GIVEN INSTRUCTION: In the material below, identify each line bearing the word "stats". Reproduce those lines.
--- START OF INFORMATION PROVIDED ---
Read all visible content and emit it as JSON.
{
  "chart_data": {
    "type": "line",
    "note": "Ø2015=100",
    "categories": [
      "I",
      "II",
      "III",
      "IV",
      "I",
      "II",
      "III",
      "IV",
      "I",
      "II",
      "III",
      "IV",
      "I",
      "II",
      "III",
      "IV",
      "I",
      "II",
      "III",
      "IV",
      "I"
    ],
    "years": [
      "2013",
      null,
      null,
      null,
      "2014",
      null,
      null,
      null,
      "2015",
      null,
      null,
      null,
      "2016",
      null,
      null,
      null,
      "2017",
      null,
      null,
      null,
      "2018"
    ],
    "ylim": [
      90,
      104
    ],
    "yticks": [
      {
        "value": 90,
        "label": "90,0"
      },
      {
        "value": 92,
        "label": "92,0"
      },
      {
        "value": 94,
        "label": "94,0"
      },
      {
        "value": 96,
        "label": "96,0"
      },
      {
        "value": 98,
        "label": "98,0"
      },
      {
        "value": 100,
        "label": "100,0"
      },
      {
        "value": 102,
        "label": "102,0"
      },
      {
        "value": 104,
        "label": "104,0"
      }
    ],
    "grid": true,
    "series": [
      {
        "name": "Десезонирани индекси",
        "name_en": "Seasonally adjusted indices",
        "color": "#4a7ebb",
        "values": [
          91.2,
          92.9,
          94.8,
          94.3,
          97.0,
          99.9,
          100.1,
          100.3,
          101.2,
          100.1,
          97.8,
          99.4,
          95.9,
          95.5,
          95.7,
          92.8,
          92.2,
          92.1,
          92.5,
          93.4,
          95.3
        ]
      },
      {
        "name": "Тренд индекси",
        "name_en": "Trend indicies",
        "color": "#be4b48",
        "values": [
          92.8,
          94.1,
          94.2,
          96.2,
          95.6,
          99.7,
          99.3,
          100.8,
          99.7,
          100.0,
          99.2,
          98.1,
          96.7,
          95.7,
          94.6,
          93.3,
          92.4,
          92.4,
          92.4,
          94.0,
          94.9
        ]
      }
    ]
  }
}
--- END OF INFORMATION PROVIDED ---
--- START OF INFORMATION PROVIDED ---
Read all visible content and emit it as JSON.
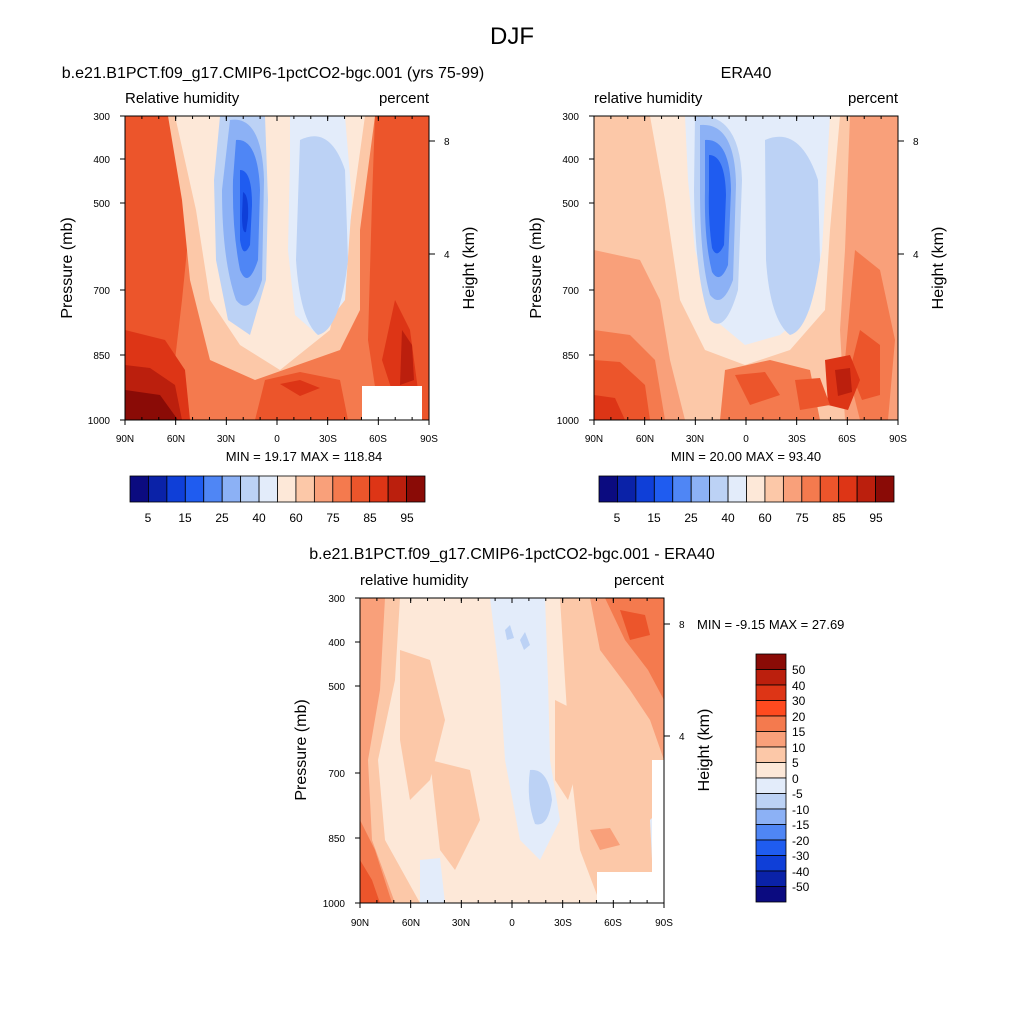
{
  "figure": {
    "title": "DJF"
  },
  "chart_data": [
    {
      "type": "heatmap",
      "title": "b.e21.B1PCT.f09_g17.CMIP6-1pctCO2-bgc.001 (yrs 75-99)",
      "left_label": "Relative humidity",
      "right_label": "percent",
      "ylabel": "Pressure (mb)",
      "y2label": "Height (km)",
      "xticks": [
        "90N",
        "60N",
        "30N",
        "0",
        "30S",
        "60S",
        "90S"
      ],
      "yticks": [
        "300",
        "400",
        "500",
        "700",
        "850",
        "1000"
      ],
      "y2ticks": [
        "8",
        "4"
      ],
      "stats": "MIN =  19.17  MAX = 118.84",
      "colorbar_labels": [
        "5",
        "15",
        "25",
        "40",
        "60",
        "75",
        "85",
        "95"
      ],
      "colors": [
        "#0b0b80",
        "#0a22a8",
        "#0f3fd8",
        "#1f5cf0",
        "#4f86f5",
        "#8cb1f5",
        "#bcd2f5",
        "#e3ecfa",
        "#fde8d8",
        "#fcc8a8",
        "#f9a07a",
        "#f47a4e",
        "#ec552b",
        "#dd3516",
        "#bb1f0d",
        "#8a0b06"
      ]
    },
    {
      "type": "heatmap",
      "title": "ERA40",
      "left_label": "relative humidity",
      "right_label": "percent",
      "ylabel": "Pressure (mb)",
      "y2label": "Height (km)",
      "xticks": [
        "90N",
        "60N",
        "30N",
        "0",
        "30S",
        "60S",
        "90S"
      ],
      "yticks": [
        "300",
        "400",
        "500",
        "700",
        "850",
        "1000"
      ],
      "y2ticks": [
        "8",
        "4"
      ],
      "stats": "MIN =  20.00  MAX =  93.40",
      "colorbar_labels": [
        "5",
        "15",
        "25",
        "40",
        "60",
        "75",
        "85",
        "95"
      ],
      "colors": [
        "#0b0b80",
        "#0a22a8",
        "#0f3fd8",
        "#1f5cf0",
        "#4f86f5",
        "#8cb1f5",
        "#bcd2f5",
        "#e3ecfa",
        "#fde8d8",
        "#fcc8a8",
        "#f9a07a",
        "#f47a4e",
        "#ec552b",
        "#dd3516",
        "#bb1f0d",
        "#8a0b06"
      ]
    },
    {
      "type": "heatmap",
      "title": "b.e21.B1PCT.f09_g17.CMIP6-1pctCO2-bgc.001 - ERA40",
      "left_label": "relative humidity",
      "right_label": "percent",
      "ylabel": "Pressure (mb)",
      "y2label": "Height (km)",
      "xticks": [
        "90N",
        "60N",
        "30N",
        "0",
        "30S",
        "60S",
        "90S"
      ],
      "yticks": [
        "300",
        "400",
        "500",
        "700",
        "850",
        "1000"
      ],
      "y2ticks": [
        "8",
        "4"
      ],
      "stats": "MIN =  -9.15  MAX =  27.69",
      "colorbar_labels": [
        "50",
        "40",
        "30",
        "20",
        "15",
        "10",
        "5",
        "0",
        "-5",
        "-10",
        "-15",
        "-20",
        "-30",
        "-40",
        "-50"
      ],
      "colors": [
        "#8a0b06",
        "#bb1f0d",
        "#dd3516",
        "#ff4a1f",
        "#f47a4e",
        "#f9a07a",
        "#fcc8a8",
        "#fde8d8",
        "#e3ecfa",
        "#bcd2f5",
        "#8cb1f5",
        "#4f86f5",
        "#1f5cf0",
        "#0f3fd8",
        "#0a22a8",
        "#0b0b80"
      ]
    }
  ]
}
--- END OF INFORMATION PROVIDED ---
EXERCISE OUTPUT:
      "stats": "MIN =  19.17  MAX = 118.84",
      "stats": "MIN =  20.00  MAX =  93.40",
      "stats": "MIN =  -9.15  MAX =  27.69",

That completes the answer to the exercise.